[Dataset items]
[BEGIN]

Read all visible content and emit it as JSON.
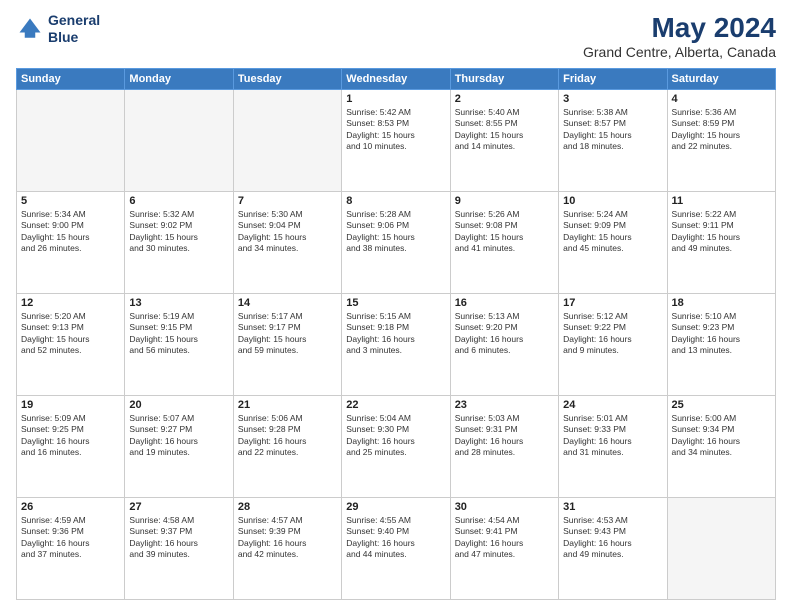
{
  "logo": {
    "line1": "General",
    "line2": "Blue"
  },
  "title": "May 2024",
  "subtitle": "Grand Centre, Alberta, Canada",
  "days_header": [
    "Sunday",
    "Monday",
    "Tuesday",
    "Wednesday",
    "Thursday",
    "Friday",
    "Saturday"
  ],
  "weeks": [
    [
      {
        "day": "",
        "info": ""
      },
      {
        "day": "",
        "info": ""
      },
      {
        "day": "",
        "info": ""
      },
      {
        "day": "1",
        "info": "Sunrise: 5:42 AM\nSunset: 8:53 PM\nDaylight: 15 hours\nand 10 minutes."
      },
      {
        "day": "2",
        "info": "Sunrise: 5:40 AM\nSunset: 8:55 PM\nDaylight: 15 hours\nand 14 minutes."
      },
      {
        "day": "3",
        "info": "Sunrise: 5:38 AM\nSunset: 8:57 PM\nDaylight: 15 hours\nand 18 minutes."
      },
      {
        "day": "4",
        "info": "Sunrise: 5:36 AM\nSunset: 8:59 PM\nDaylight: 15 hours\nand 22 minutes."
      }
    ],
    [
      {
        "day": "5",
        "info": "Sunrise: 5:34 AM\nSunset: 9:00 PM\nDaylight: 15 hours\nand 26 minutes."
      },
      {
        "day": "6",
        "info": "Sunrise: 5:32 AM\nSunset: 9:02 PM\nDaylight: 15 hours\nand 30 minutes."
      },
      {
        "day": "7",
        "info": "Sunrise: 5:30 AM\nSunset: 9:04 PM\nDaylight: 15 hours\nand 34 minutes."
      },
      {
        "day": "8",
        "info": "Sunrise: 5:28 AM\nSunset: 9:06 PM\nDaylight: 15 hours\nand 38 minutes."
      },
      {
        "day": "9",
        "info": "Sunrise: 5:26 AM\nSunset: 9:08 PM\nDaylight: 15 hours\nand 41 minutes."
      },
      {
        "day": "10",
        "info": "Sunrise: 5:24 AM\nSunset: 9:09 PM\nDaylight: 15 hours\nand 45 minutes."
      },
      {
        "day": "11",
        "info": "Sunrise: 5:22 AM\nSunset: 9:11 PM\nDaylight: 15 hours\nand 49 minutes."
      }
    ],
    [
      {
        "day": "12",
        "info": "Sunrise: 5:20 AM\nSunset: 9:13 PM\nDaylight: 15 hours\nand 52 minutes."
      },
      {
        "day": "13",
        "info": "Sunrise: 5:19 AM\nSunset: 9:15 PM\nDaylight: 15 hours\nand 56 minutes."
      },
      {
        "day": "14",
        "info": "Sunrise: 5:17 AM\nSunset: 9:17 PM\nDaylight: 15 hours\nand 59 minutes."
      },
      {
        "day": "15",
        "info": "Sunrise: 5:15 AM\nSunset: 9:18 PM\nDaylight: 16 hours\nand 3 minutes."
      },
      {
        "day": "16",
        "info": "Sunrise: 5:13 AM\nSunset: 9:20 PM\nDaylight: 16 hours\nand 6 minutes."
      },
      {
        "day": "17",
        "info": "Sunrise: 5:12 AM\nSunset: 9:22 PM\nDaylight: 16 hours\nand 9 minutes."
      },
      {
        "day": "18",
        "info": "Sunrise: 5:10 AM\nSunset: 9:23 PM\nDaylight: 16 hours\nand 13 minutes."
      }
    ],
    [
      {
        "day": "19",
        "info": "Sunrise: 5:09 AM\nSunset: 9:25 PM\nDaylight: 16 hours\nand 16 minutes."
      },
      {
        "day": "20",
        "info": "Sunrise: 5:07 AM\nSunset: 9:27 PM\nDaylight: 16 hours\nand 19 minutes."
      },
      {
        "day": "21",
        "info": "Sunrise: 5:06 AM\nSunset: 9:28 PM\nDaylight: 16 hours\nand 22 minutes."
      },
      {
        "day": "22",
        "info": "Sunrise: 5:04 AM\nSunset: 9:30 PM\nDaylight: 16 hours\nand 25 minutes."
      },
      {
        "day": "23",
        "info": "Sunrise: 5:03 AM\nSunset: 9:31 PM\nDaylight: 16 hours\nand 28 minutes."
      },
      {
        "day": "24",
        "info": "Sunrise: 5:01 AM\nSunset: 9:33 PM\nDaylight: 16 hours\nand 31 minutes."
      },
      {
        "day": "25",
        "info": "Sunrise: 5:00 AM\nSunset: 9:34 PM\nDaylight: 16 hours\nand 34 minutes."
      }
    ],
    [
      {
        "day": "26",
        "info": "Sunrise: 4:59 AM\nSunset: 9:36 PM\nDaylight: 16 hours\nand 37 minutes."
      },
      {
        "day": "27",
        "info": "Sunrise: 4:58 AM\nSunset: 9:37 PM\nDaylight: 16 hours\nand 39 minutes."
      },
      {
        "day": "28",
        "info": "Sunrise: 4:57 AM\nSunset: 9:39 PM\nDaylight: 16 hours\nand 42 minutes."
      },
      {
        "day": "29",
        "info": "Sunrise: 4:55 AM\nSunset: 9:40 PM\nDaylight: 16 hours\nand 44 minutes."
      },
      {
        "day": "30",
        "info": "Sunrise: 4:54 AM\nSunset: 9:41 PM\nDaylight: 16 hours\nand 47 minutes."
      },
      {
        "day": "31",
        "info": "Sunrise: 4:53 AM\nSunset: 9:43 PM\nDaylight: 16 hours\nand 49 minutes."
      },
      {
        "day": "",
        "info": ""
      }
    ]
  ]
}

[END]

Exercise instructions — Reproduce each entry precisely, dropping only the pictures.

Response for this exercise —
Read all visible content and emit it as JSON.
{
  "logo": {
    "line1": "General",
    "line2": "Blue"
  },
  "title": "May 2024",
  "subtitle": "Grand Centre, Alberta, Canada",
  "days_header": [
    "Sunday",
    "Monday",
    "Tuesday",
    "Wednesday",
    "Thursday",
    "Friday",
    "Saturday"
  ],
  "weeks": [
    [
      {
        "day": "",
        "info": ""
      },
      {
        "day": "",
        "info": ""
      },
      {
        "day": "",
        "info": ""
      },
      {
        "day": "1",
        "info": "Sunrise: 5:42 AM\nSunset: 8:53 PM\nDaylight: 15 hours\nand 10 minutes."
      },
      {
        "day": "2",
        "info": "Sunrise: 5:40 AM\nSunset: 8:55 PM\nDaylight: 15 hours\nand 14 minutes."
      },
      {
        "day": "3",
        "info": "Sunrise: 5:38 AM\nSunset: 8:57 PM\nDaylight: 15 hours\nand 18 minutes."
      },
      {
        "day": "4",
        "info": "Sunrise: 5:36 AM\nSunset: 8:59 PM\nDaylight: 15 hours\nand 22 minutes."
      }
    ],
    [
      {
        "day": "5",
        "info": "Sunrise: 5:34 AM\nSunset: 9:00 PM\nDaylight: 15 hours\nand 26 minutes."
      },
      {
        "day": "6",
        "info": "Sunrise: 5:32 AM\nSunset: 9:02 PM\nDaylight: 15 hours\nand 30 minutes."
      },
      {
        "day": "7",
        "info": "Sunrise: 5:30 AM\nSunset: 9:04 PM\nDaylight: 15 hours\nand 34 minutes."
      },
      {
        "day": "8",
        "info": "Sunrise: 5:28 AM\nSunset: 9:06 PM\nDaylight: 15 hours\nand 38 minutes."
      },
      {
        "day": "9",
        "info": "Sunrise: 5:26 AM\nSunset: 9:08 PM\nDaylight: 15 hours\nand 41 minutes."
      },
      {
        "day": "10",
        "info": "Sunrise: 5:24 AM\nSunset: 9:09 PM\nDaylight: 15 hours\nand 45 minutes."
      },
      {
        "day": "11",
        "info": "Sunrise: 5:22 AM\nSunset: 9:11 PM\nDaylight: 15 hours\nand 49 minutes."
      }
    ],
    [
      {
        "day": "12",
        "info": "Sunrise: 5:20 AM\nSunset: 9:13 PM\nDaylight: 15 hours\nand 52 minutes."
      },
      {
        "day": "13",
        "info": "Sunrise: 5:19 AM\nSunset: 9:15 PM\nDaylight: 15 hours\nand 56 minutes."
      },
      {
        "day": "14",
        "info": "Sunrise: 5:17 AM\nSunset: 9:17 PM\nDaylight: 15 hours\nand 59 minutes."
      },
      {
        "day": "15",
        "info": "Sunrise: 5:15 AM\nSunset: 9:18 PM\nDaylight: 16 hours\nand 3 minutes."
      },
      {
        "day": "16",
        "info": "Sunrise: 5:13 AM\nSunset: 9:20 PM\nDaylight: 16 hours\nand 6 minutes."
      },
      {
        "day": "17",
        "info": "Sunrise: 5:12 AM\nSunset: 9:22 PM\nDaylight: 16 hours\nand 9 minutes."
      },
      {
        "day": "18",
        "info": "Sunrise: 5:10 AM\nSunset: 9:23 PM\nDaylight: 16 hours\nand 13 minutes."
      }
    ],
    [
      {
        "day": "19",
        "info": "Sunrise: 5:09 AM\nSunset: 9:25 PM\nDaylight: 16 hours\nand 16 minutes."
      },
      {
        "day": "20",
        "info": "Sunrise: 5:07 AM\nSunset: 9:27 PM\nDaylight: 16 hours\nand 19 minutes."
      },
      {
        "day": "21",
        "info": "Sunrise: 5:06 AM\nSunset: 9:28 PM\nDaylight: 16 hours\nand 22 minutes."
      },
      {
        "day": "22",
        "info": "Sunrise: 5:04 AM\nSunset: 9:30 PM\nDaylight: 16 hours\nand 25 minutes."
      },
      {
        "day": "23",
        "info": "Sunrise: 5:03 AM\nSunset: 9:31 PM\nDaylight: 16 hours\nand 28 minutes."
      },
      {
        "day": "24",
        "info": "Sunrise: 5:01 AM\nSunset: 9:33 PM\nDaylight: 16 hours\nand 31 minutes."
      },
      {
        "day": "25",
        "info": "Sunrise: 5:00 AM\nSunset: 9:34 PM\nDaylight: 16 hours\nand 34 minutes."
      }
    ],
    [
      {
        "day": "26",
        "info": "Sunrise: 4:59 AM\nSunset: 9:36 PM\nDaylight: 16 hours\nand 37 minutes."
      },
      {
        "day": "27",
        "info": "Sunrise: 4:58 AM\nSunset: 9:37 PM\nDaylight: 16 hours\nand 39 minutes."
      },
      {
        "day": "28",
        "info": "Sunrise: 4:57 AM\nSunset: 9:39 PM\nDaylight: 16 hours\nand 42 minutes."
      },
      {
        "day": "29",
        "info": "Sunrise: 4:55 AM\nSunset: 9:40 PM\nDaylight: 16 hours\nand 44 minutes."
      },
      {
        "day": "30",
        "info": "Sunrise: 4:54 AM\nSunset: 9:41 PM\nDaylight: 16 hours\nand 47 minutes."
      },
      {
        "day": "31",
        "info": "Sunrise: 4:53 AM\nSunset: 9:43 PM\nDaylight: 16 hours\nand 49 minutes."
      },
      {
        "day": "",
        "info": ""
      }
    ]
  ]
}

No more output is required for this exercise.